▶ **Your goal**: Leaving out every picture, quote the data below exactly as it appears.

▶ **Extracted entries**:
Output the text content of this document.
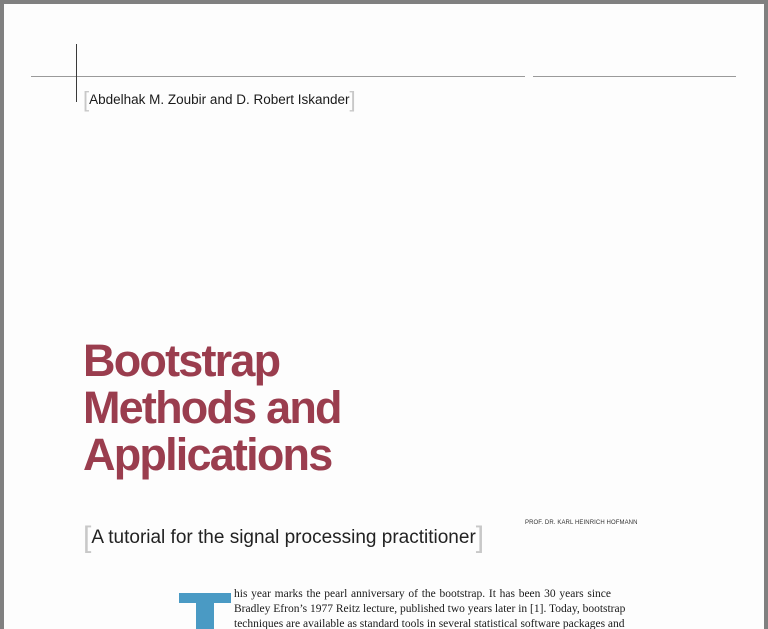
[Abdelhak M. Zoubir and D. Robert Iskander]
Bootstrap
Methods and
Applications
PROF. DR. KARL HEINRICH HOFMANN
[A tutorial for the signal processing practitioner]
his year marks the pearl anniversary of the bootstrap. It has been 30 years since
Bradley Efron’s 1977 Reitz lecture, published two years later in [1]. Today, bootstrap
techniques are available as standard tools in several statistical software packages and
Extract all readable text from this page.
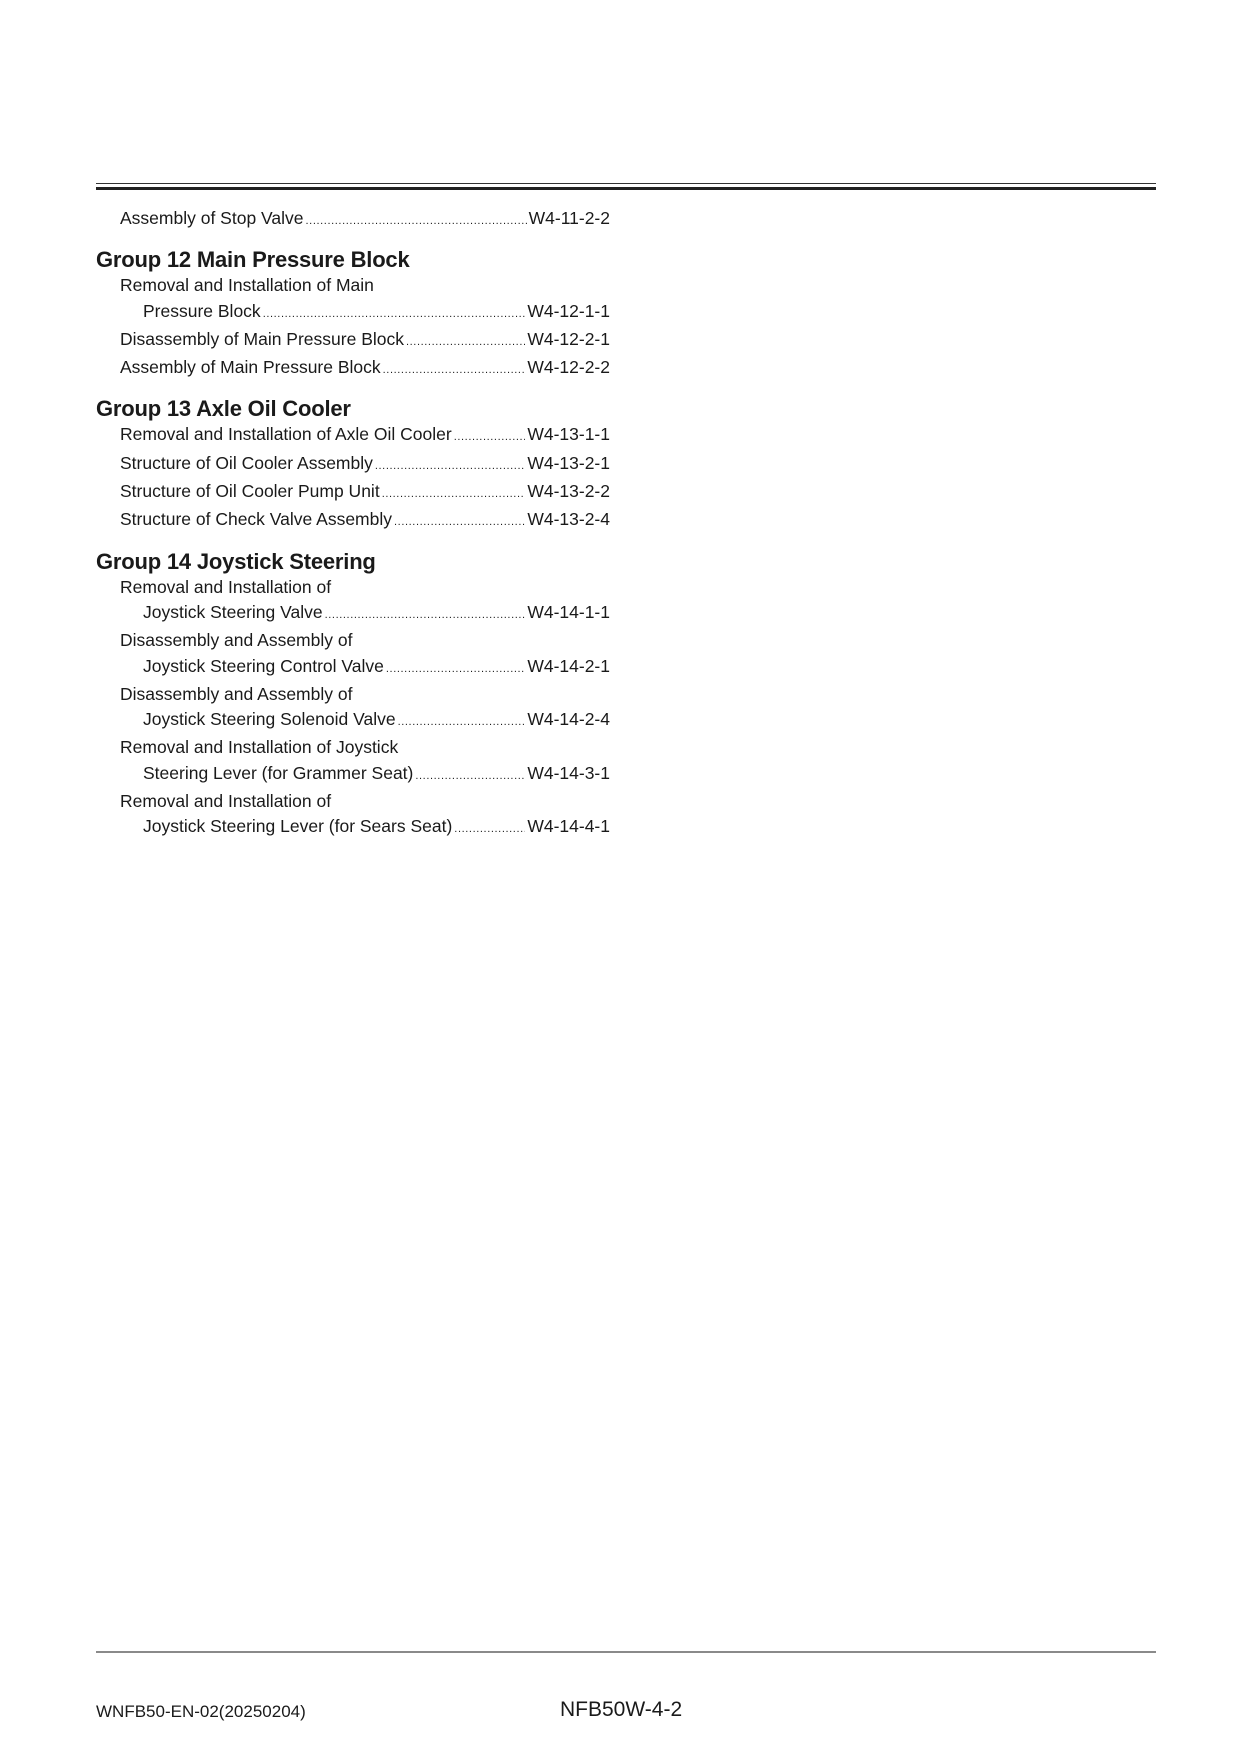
Assembly of Stop Valve .....	W4-11-2-2
Group 12 Main Pressure Block
Removal and Installation of Main
Pressure Block .....	W4-12-1-1
Disassembly of Main Pressure Block .....	W4-12-2-1
Assembly of Main Pressure Block .....	W4-12-2-2
Group 13 Axle Oil Cooler
Removal and Installation of Axle Oil Cooler .....	W4-13-1-1
Structure of Oil Cooler Assembly .....	W4-13-2-1
Structure of Oil Cooler Pump Unit .....	W4-13-2-2
Structure of Check Valve Assembly .....	W4-13-2-4
Group 14 Joystick Steering
Removal and Installation of
Joystick Steering Valve .....	W4-14-1-1
Disassembly and Assembly of
Joystick Steering Control Valve .....	W4-14-2-1
Disassembly and Assembly of
Joystick Steering Solenoid Valve .....	W4-14-2-4
Removal and Installation of Joystick
Steering Lever (for Grammer Seat) .....	W4-14-3-1
Removal and Installation of
Joystick Steering Lever (for Sears Seat) .....	W4-14-4-1
WNFB50-EN-02(20250204)	NFB50W-4-2
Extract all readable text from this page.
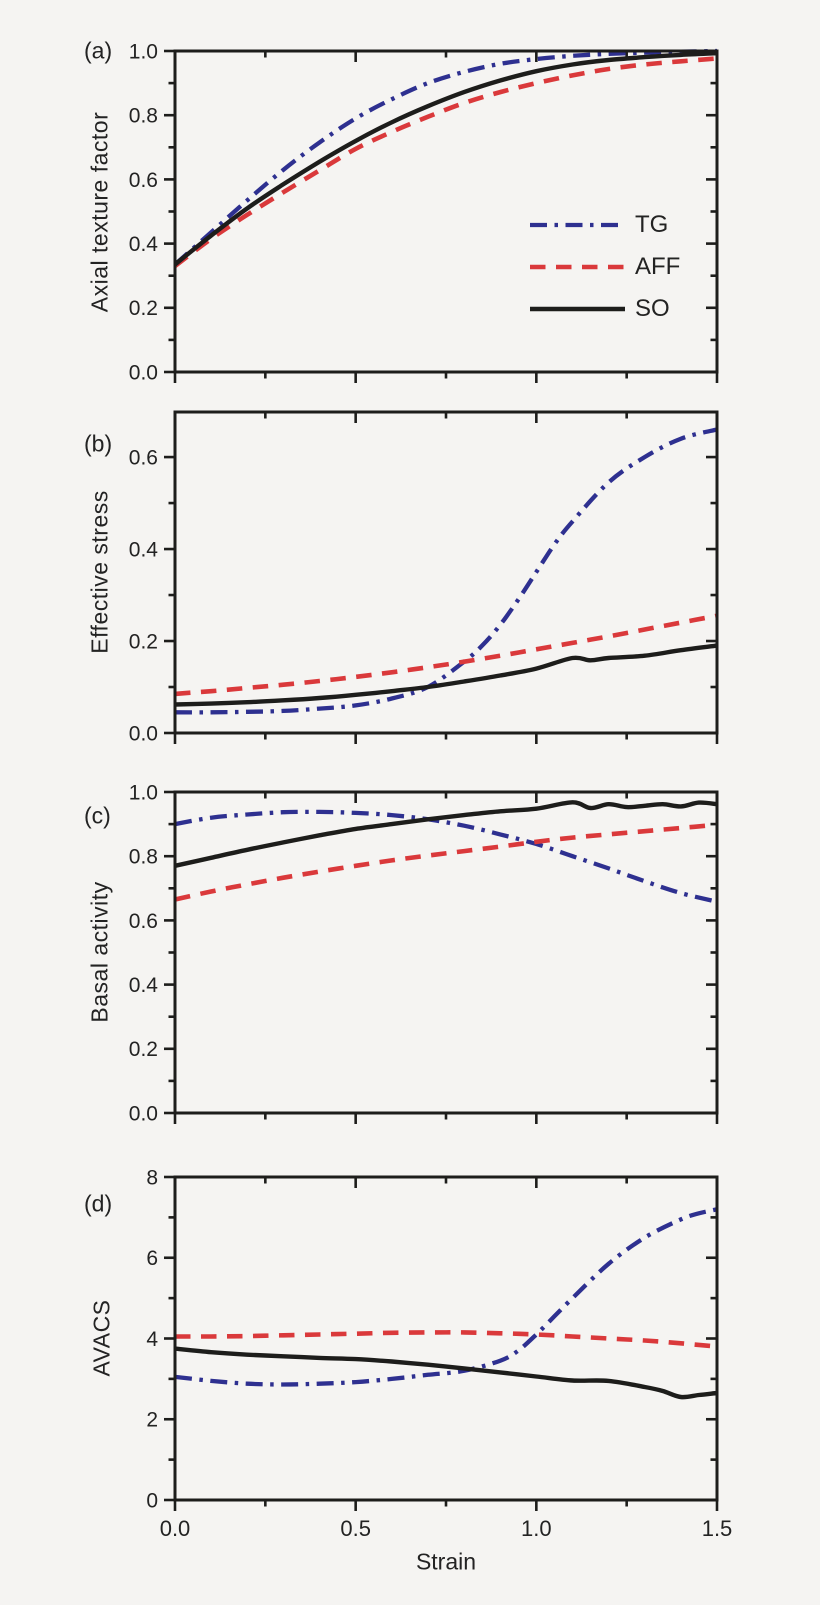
0.0
0.2
0.4
0.6
0.8
1.0
0.0
0.2
0.4
0.6
0.0
0.2
0.4
0.6
0.8
1.0
0
2
4
6
8
0.0	0.5	1.0	1.5
Axial texture factor
Effective stress
Basal activity
AVACS
(a)
(b)
(c)
(d)
Strain
TG
AFF
SO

▶ **Correct output**:
Output the text content of this document.
[Abdelhak M. Zoubir and D. Robert Iskander]
Bootstrap
Methods and
Applications
PROF. DR. KARL HEINRICH HOFMANN
[A tutorial for the signal processing practitioner]
his year marks the pearl anniversary of the bootstrap. It has been 30 years since
Bradley Efron’s 1977 Reitz lecture, published two years later in [1]. Today, bootstrap
techniques are available as standard tools in several statistical software packages and
Extract all readable text from this page.
Assembly of Stop Valve .....	W4-11-2-2
Group 12 Main Pressure Block
Removal and Installation of Main
Pressure Block .....	W4-12-1-1
Disassembly of Main Pressure Block .....	W4-12-2-1
Assembly of Main Pressure Block .....	W4-12-2-2
Group 13 Axle Oil Cooler
Removal and Installation of Axle Oil Cooler .....	W4-13-1-1
Structure of Oil Cooler Assembly .....	W4-13-2-1
Structure of Oil Cooler Pump Unit .....	W4-13-2-2
Structure of Check Valve Assembly .....	W4-13-2-4
Group 14 Joystick Steering
Removal and Installation of
Joystick Steering Valve .....	W4-14-1-1
Disassembly and Assembly of
Joystick Steering Control Valve .....	W4-14-2-1
Disassembly and Assembly of
Joystick Steering Solenoid Valve .....	W4-14-2-4
Removal and Installation of Joystick
Steering Lever (for Grammer Seat) .....	W4-14-3-1
Removal and Installation of
Joystick Steering Lever (for Sears Seat) .....	W4-14-4-1
WNFB50-EN-02(20250204)	NFB50W-4-2
Extract all readable text from this page.
0.0
0.2
0.4
0.6
0.8
1.0
0.0
0.2
0.4
0.6
0.0
0.2
0.4
0.6
0.8
1.0
0
2
4
6
8
0.0	0.5	1.0	1.5
Axial texture factor
Effective stress
Basal activity
AVACS
(a)
(b)
(c)
(d)
Strain
TG
AFF
SO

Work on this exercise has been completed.